Problem to work on: Whenever a line below holds the word "illnesses", copy that line.

(Extracted data entries)
+ + + + + + +

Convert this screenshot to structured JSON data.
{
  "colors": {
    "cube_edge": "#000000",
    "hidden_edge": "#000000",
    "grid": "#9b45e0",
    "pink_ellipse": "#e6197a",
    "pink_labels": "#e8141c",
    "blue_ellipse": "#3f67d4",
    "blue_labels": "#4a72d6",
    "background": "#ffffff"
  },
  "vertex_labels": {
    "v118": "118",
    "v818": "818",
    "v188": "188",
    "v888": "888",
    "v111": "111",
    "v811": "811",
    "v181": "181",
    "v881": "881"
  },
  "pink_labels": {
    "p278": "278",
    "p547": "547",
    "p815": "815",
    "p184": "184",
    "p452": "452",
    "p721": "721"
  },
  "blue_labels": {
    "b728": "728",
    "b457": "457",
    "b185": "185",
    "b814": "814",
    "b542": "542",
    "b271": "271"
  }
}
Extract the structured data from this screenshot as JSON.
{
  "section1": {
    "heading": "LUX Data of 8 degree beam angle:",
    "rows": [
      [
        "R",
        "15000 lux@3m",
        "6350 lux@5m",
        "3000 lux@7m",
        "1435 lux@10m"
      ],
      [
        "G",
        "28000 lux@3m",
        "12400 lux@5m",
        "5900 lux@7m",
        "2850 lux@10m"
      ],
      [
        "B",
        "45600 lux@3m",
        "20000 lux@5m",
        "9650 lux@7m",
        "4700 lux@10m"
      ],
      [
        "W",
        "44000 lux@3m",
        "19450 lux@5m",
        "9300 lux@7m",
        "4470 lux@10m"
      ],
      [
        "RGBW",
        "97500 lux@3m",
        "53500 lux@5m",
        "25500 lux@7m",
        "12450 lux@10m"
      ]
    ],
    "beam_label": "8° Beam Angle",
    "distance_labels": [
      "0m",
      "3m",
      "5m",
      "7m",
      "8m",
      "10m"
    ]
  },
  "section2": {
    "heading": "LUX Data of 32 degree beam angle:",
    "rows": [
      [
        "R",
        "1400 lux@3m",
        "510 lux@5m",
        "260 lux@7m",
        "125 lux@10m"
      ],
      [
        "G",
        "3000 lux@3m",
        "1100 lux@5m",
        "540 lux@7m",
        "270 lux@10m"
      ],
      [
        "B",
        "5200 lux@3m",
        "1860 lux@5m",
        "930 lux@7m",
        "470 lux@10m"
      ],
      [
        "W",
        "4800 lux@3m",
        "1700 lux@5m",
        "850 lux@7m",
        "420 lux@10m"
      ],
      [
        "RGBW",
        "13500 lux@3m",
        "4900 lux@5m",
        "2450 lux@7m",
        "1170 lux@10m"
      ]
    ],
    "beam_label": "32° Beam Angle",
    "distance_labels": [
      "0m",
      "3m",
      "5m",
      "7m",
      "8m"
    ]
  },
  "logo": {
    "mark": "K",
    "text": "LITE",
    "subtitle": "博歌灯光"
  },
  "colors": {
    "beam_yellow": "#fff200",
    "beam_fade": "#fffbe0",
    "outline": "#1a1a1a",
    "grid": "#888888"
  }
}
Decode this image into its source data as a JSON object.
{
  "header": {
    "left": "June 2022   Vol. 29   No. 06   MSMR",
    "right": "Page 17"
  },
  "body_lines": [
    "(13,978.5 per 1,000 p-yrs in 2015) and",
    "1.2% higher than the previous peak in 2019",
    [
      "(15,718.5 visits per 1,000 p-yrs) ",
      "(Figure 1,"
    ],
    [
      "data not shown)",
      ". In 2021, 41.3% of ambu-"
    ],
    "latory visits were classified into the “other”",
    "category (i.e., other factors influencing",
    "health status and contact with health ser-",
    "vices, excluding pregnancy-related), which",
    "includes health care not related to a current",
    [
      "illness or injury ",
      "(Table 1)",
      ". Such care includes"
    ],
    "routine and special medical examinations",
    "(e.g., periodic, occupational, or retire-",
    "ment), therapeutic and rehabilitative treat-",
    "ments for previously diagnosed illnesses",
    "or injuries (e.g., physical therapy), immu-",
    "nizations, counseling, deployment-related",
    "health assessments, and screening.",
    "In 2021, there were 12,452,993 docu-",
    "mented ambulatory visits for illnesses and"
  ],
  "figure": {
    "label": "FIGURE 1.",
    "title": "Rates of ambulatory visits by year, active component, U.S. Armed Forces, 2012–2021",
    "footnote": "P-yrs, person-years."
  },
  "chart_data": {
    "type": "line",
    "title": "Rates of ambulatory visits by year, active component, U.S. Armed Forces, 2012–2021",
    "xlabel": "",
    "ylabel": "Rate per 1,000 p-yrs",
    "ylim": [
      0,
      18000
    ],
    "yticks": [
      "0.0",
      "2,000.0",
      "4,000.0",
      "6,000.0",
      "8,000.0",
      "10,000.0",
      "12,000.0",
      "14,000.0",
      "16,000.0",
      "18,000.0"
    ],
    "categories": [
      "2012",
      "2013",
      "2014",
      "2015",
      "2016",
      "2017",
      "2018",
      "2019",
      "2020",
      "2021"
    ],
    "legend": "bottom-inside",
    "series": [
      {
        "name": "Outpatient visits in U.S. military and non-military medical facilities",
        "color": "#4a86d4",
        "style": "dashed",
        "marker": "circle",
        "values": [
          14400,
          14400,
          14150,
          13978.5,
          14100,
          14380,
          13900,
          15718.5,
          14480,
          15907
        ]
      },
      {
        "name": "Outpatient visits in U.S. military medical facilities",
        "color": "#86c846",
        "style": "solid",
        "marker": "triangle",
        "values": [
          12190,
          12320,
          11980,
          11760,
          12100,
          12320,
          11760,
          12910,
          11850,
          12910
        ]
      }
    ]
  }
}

+ + + + + + +

Solution to this problem:
    "ments for previously diagnosed illnesses",
    "mented ambulatory visits for illnesses and"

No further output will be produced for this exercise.